§ **SELECTED EXCERPT**:
Thursday, 11 July 2013

FrSky Taranis - review and photo gallery

FrSky's new transmitter, the Taranis, continues to generate great interest. It has many advanced features, yet it's very aggressively priced at a shade under £160 / $210 - and that includes an 8-channel receiver with built-in telemetry.

One way FrSky have kept the cost low is by adopting OpenTx as the operating system. OpenTx is open source, so FrSky did not have the expense of developing an operating system from scratch. Don't be fooled by the 'open source' label, though - the OpenTx is without doubt the most flexible o/s of any transmitter on the market.

For this review, I'll concentrate on the transmitter hardware.

FrSky Taranis set contents
FrSky Taranis transmitter and accessories. (Note long-range antennae on X8R receiver. Normally it's supplied with regular antennae.)

Opening the box

The Taranis comes in an aluminium flight case with just a layer of corrugated cardboard to protect in from the outside world. Supplied with the tx are a 800mAh NiMH battery, X8R receiver, neckstrap, and mains adapter.

Picking up the transmitter for the first time, it was hard to avoid a sense of deja vu - it has the feel and style of those classic JR transmitters of years past. The form factor was originally designed for 35 MHz, so inevitably there are one or two compromises which we'll look at.

§ **DATASET**:
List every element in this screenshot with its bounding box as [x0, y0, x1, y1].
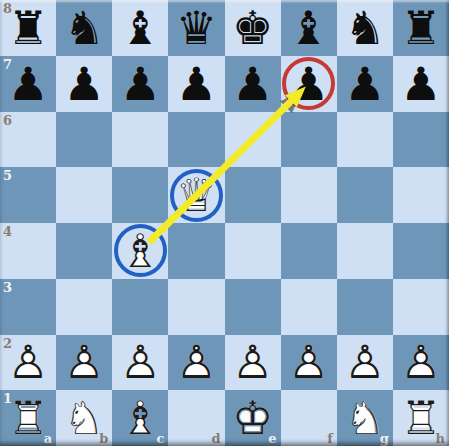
square-c8[interactable]: ♝	[112, 0, 168, 56]
white-king-e1: ♔	[232, 395, 273, 441]
square-d1[interactable]: d	[168, 390, 224, 446]
black-knight-g8: ♞	[344, 5, 385, 51]
black-pawn-a7: ♟	[7, 61, 48, 107]
square-g6[interactable]	[337, 112, 393, 168]
square-d2[interactable]: ♙	[168, 335, 224, 391]
black-pawn-c7: ♟	[120, 61, 161, 107]
square-c5[interactable]	[112, 167, 168, 223]
square-a6[interactable]: 6	[0, 112, 56, 168]
rank-label-6: 6	[3, 114, 12, 127]
file-label-f: f	[327, 432, 333, 445]
square-b2[interactable]: ♙	[56, 335, 112, 391]
square-b4[interactable]	[56, 223, 112, 279]
black-king-e8: ♚	[232, 5, 273, 51]
square-h1[interactable]: h♖	[393, 390, 449, 446]
white-pawn-d2: ♙	[176, 339, 217, 385]
white-pawn-b2: ♙	[64, 339, 105, 385]
white-bishop-c4: ♗	[120, 228, 161, 274]
square-e5[interactable]	[225, 167, 281, 223]
black-pawn-b7: ♟	[64, 61, 105, 107]
square-c7[interactable]: ♟	[112, 56, 168, 112]
square-h8[interactable]: ♜	[393, 0, 449, 56]
square-a8[interactable]: 8♜	[0, 0, 56, 56]
square-h7[interactable]: ♟	[393, 56, 449, 112]
square-e3[interactable]	[225, 279, 281, 335]
square-a7[interactable]: 7♟	[0, 56, 56, 112]
square-f7[interactable]: ♟	[281, 56, 337, 112]
white-rook-a1: ♖	[7, 395, 48, 441]
white-pawn-g2: ♙	[344, 339, 385, 385]
square-g3[interactable]	[337, 279, 393, 335]
square-d4[interactable]	[168, 223, 224, 279]
chessboard: 8♜♞♝♛♚♝♞♜7♟♟♟♟♟♟♟♟65♕4♗32♙♙♙♙♙♙♙♙1a♖b♘c♗…	[0, 0, 449, 446]
white-pawn-a2: ♙	[7, 339, 48, 385]
square-f2[interactable]: ♙	[281, 335, 337, 391]
black-pawn-e7: ♟	[232, 61, 273, 107]
white-knight-g1: ♘	[344, 395, 385, 441]
black-bishop-c8: ♝	[120, 5, 161, 51]
square-a4[interactable]: 4	[0, 223, 56, 279]
square-e1[interactable]: e♔	[225, 390, 281, 446]
square-b5[interactable]	[56, 167, 112, 223]
square-c6[interactable]	[112, 112, 168, 168]
chessboard-diagram: 8♜♞♝♛♚♝♞♜7♟♟♟♟♟♟♟♟65♕4♗32♙♙♙♙♙♙♙♙1a♖b♘c♗…	[0, 0, 449, 446]
black-queen-d8: ♛	[176, 5, 217, 51]
square-b8[interactable]: ♞	[56, 0, 112, 56]
black-pawn-d7: ♟	[176, 61, 217, 107]
white-pawn-f2: ♙	[288, 339, 329, 385]
rank-label-3: 3	[3, 281, 12, 294]
black-bishop-f8: ♝	[288, 5, 329, 51]
square-h2[interactable]: ♙	[393, 335, 449, 391]
square-g1[interactable]: g♘	[337, 390, 393, 446]
square-g8[interactable]: ♞	[337, 0, 393, 56]
square-f8[interactable]: ♝	[281, 0, 337, 56]
square-g2[interactable]: ♙	[337, 335, 393, 391]
square-d7[interactable]: ♟	[168, 56, 224, 112]
square-g7[interactable]: ♟	[337, 56, 393, 112]
rank-label-4: 4	[3, 225, 12, 238]
white-bishop-c1: ♗	[120, 395, 161, 441]
square-a3[interactable]: 3	[0, 279, 56, 335]
black-rook-a8: ♜	[7, 5, 48, 51]
white-pawn-e2: ♙	[232, 339, 273, 385]
black-pawn-f7: ♟	[288, 61, 329, 107]
white-queen-d5: ♕	[176, 172, 217, 218]
square-a1[interactable]: 1a♖	[0, 390, 56, 446]
black-pawn-h7: ♟	[400, 61, 441, 107]
square-b3[interactable]	[56, 279, 112, 335]
square-c1[interactable]: c♗	[112, 390, 168, 446]
square-a2[interactable]: 2♙	[0, 335, 56, 391]
square-b7[interactable]: ♟	[56, 56, 112, 112]
square-e7[interactable]: ♟	[225, 56, 281, 112]
rank-label-5: 5	[3, 169, 12, 182]
square-d6[interactable]	[168, 112, 224, 168]
square-f1[interactable]: f	[281, 390, 337, 446]
square-e8[interactable]: ♚	[225, 0, 281, 56]
square-f6[interactable]	[281, 112, 337, 168]
square-c4[interactable]: ♗	[112, 223, 168, 279]
square-f5[interactable]	[281, 167, 337, 223]
file-label-d: d	[211, 432, 220, 445]
square-f4[interactable]	[281, 223, 337, 279]
square-a5[interactable]: 5	[0, 167, 56, 223]
square-d3[interactable]	[168, 279, 224, 335]
white-pawn-c2: ♙	[120, 339, 161, 385]
black-pawn-g7: ♟	[344, 61, 385, 107]
white-pawn-h2: ♙	[400, 339, 441, 385]
square-h4[interactable]	[393, 223, 449, 279]
square-g5[interactable]	[337, 167, 393, 223]
square-d8[interactable]: ♛	[168, 0, 224, 56]
square-e6[interactable]	[225, 112, 281, 168]
square-g4[interactable]	[337, 223, 393, 279]
square-c2[interactable]: ♙	[112, 335, 168, 391]
square-h3[interactable]	[393, 279, 449, 335]
square-b6[interactable]	[56, 112, 112, 168]
square-c3[interactable]	[112, 279, 168, 335]
black-knight-b8: ♞	[64, 5, 105, 51]
white-rook-h1: ♖	[400, 395, 441, 441]
white-knight-b1: ♘	[64, 395, 105, 441]
square-f3[interactable]	[281, 279, 337, 335]
square-e2[interactable]: ♙	[225, 335, 281, 391]
square-h6[interactable]	[393, 112, 449, 168]
black-rook-h8: ♜	[400, 5, 441, 51]
square-d5[interactable]: ♕	[168, 167, 224, 223]
square-b1[interactable]: b♘	[56, 390, 112, 446]
square-h5[interactable]	[393, 167, 449, 223]
square-e4[interactable]	[225, 223, 281, 279]
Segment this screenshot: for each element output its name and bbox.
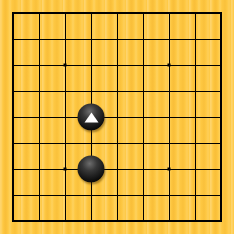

§ **SET TASK**:
In the Taranis review, which operating system did FrSky adopt to keep the transmitter's cost low?

§ **RESULT OF THIS TASK**:
OpenTx